Objective ::
Repeat the data from its first line through the line holding "chevron-right-icon[interactable]: > — [1171, 499, 1193, 529]", inclusive, swapping "lock-icon" for "padlock-icon" and leaving everything else unchanged.

(Bounding box entries)

══════════════════════════════

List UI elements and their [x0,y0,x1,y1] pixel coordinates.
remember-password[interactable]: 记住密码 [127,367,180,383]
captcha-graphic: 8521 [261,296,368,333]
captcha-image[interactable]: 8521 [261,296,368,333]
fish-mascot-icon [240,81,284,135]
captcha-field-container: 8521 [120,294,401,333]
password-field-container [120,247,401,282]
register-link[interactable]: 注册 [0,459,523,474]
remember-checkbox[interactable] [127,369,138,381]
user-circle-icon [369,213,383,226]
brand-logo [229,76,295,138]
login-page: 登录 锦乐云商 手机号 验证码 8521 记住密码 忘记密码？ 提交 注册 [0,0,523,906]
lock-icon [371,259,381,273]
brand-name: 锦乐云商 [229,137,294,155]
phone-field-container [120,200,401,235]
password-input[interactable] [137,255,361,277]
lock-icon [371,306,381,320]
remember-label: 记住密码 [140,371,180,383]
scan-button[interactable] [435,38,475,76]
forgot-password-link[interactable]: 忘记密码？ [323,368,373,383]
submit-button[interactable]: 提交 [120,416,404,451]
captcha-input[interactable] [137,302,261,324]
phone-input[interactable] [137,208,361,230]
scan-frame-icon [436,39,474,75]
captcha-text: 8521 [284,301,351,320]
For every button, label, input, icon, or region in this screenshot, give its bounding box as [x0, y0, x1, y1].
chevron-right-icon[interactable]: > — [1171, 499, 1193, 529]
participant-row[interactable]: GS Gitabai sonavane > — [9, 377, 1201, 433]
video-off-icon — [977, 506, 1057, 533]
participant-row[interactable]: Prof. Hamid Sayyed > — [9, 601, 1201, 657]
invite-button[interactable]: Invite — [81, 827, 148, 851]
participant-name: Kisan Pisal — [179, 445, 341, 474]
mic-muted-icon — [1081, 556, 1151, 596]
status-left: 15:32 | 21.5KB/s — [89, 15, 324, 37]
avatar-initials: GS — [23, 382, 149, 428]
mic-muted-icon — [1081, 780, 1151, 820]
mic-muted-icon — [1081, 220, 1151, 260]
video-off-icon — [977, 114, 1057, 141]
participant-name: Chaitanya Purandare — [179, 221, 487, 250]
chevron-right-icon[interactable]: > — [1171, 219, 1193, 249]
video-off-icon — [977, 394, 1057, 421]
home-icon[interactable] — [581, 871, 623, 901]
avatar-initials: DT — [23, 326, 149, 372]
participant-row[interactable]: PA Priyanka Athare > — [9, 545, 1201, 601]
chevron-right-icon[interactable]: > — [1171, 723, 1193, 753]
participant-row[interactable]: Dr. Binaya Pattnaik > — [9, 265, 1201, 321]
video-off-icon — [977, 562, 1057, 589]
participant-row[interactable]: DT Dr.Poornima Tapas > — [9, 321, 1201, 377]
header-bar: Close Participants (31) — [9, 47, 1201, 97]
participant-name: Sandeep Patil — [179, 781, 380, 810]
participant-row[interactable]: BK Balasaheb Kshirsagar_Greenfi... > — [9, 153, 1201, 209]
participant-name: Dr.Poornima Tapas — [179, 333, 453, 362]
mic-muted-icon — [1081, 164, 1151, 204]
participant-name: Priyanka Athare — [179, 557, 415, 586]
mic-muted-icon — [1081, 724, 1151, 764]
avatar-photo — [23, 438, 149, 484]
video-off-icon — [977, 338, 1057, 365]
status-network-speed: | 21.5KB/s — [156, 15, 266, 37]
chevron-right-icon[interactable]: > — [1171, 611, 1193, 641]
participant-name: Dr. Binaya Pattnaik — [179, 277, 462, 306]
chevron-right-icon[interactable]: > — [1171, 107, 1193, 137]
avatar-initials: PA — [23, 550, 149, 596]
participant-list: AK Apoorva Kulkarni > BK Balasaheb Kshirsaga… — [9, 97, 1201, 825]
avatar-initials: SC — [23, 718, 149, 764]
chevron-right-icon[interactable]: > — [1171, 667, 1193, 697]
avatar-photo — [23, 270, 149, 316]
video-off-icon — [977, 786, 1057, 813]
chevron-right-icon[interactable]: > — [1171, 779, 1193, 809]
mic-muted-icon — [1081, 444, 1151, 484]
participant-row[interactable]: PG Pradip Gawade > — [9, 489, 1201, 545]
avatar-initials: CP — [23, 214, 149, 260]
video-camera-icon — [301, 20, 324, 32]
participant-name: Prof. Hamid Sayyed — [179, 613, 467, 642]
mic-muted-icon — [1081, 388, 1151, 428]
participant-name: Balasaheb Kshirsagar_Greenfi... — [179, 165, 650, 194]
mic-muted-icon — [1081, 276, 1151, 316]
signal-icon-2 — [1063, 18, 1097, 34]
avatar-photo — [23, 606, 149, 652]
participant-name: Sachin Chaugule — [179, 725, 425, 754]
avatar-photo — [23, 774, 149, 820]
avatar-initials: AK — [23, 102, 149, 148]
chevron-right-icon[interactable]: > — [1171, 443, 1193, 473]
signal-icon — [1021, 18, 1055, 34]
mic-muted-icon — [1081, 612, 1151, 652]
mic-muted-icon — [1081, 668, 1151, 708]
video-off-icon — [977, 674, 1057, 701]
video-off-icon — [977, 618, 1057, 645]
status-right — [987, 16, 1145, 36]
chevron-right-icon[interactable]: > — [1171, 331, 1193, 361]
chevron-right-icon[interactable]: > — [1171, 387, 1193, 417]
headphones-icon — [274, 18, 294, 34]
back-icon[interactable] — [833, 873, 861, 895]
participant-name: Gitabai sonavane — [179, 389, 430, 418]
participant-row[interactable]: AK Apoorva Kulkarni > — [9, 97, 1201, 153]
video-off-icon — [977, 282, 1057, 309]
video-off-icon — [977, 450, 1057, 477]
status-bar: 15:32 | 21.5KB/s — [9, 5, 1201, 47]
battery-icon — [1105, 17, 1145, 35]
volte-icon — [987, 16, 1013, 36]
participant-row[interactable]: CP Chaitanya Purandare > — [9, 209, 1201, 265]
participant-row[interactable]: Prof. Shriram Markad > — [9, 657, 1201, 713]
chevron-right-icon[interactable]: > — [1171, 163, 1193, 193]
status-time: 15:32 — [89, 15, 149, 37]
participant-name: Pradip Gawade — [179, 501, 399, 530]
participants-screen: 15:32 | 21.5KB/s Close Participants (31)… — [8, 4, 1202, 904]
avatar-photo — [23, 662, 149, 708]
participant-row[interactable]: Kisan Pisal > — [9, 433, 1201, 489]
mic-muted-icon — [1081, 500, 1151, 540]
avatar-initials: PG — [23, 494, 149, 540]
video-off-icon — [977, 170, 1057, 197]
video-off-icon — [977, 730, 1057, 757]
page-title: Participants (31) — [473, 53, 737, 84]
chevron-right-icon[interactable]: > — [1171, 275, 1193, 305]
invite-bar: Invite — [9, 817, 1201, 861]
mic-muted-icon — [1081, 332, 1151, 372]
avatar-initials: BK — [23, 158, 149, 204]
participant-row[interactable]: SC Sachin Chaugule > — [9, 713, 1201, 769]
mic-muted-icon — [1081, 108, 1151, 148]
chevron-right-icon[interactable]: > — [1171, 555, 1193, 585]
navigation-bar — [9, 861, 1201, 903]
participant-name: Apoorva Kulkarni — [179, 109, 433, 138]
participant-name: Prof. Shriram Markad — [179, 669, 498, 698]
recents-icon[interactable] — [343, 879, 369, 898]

══════════════════════════════

Output of the exercise ::
List UI elements and their [x0,y0,x1,y1] pixel coordinates.
remember-password[interactable]: 记住密码 [127,367,180,383]
captcha-graphic: 8521 [261,296,368,333]
captcha-image[interactable]: 8521 [261,296,368,333]
fish-mascot-icon [240,81,284,135]
captcha-field-container: 8521 [120,294,401,333]
password-field-container [120,247,401,282]
register-link[interactable]: 注册 [0,459,523,474]
remember-checkbox[interactable] [127,369,138,381]
user-circle-icon [369,213,383,226]
brand-logo [229,76,295,138]
login-page: 登录 锦乐云商 手机号 验证码 8521 记住密码 忘记密码？ 提交 注册 [0,0,523,906]
padlock-icon [371,259,381,273]
brand-name: 锦乐云商 [229,137,294,155]
phone-field-container [120,200,401,235]
password-input[interactable] [137,255,361,277]
padlock-icon [371,306,381,320]
remember-label: 记住密码 [140,371,180,383]
scan-button[interactable] [435,38,475,76]
forgot-password-link[interactable]: 忘记密码？ [323,368,373,383]
submit-button[interactable]: 提交 [120,416,404,451]
captcha-input[interactable] [137,302,261,324]
phone-input[interactable] [137,208,361,230]
scan-frame-icon [436,39,474,75]
captcha-text: 8521 [284,301,351,320]
For every button, label, input, icon, or region in this screenshot, give its bounding box as [x0, y0, x1, y1].
chevron-right-icon[interactable]: > — [1171, 499, 1193, 529]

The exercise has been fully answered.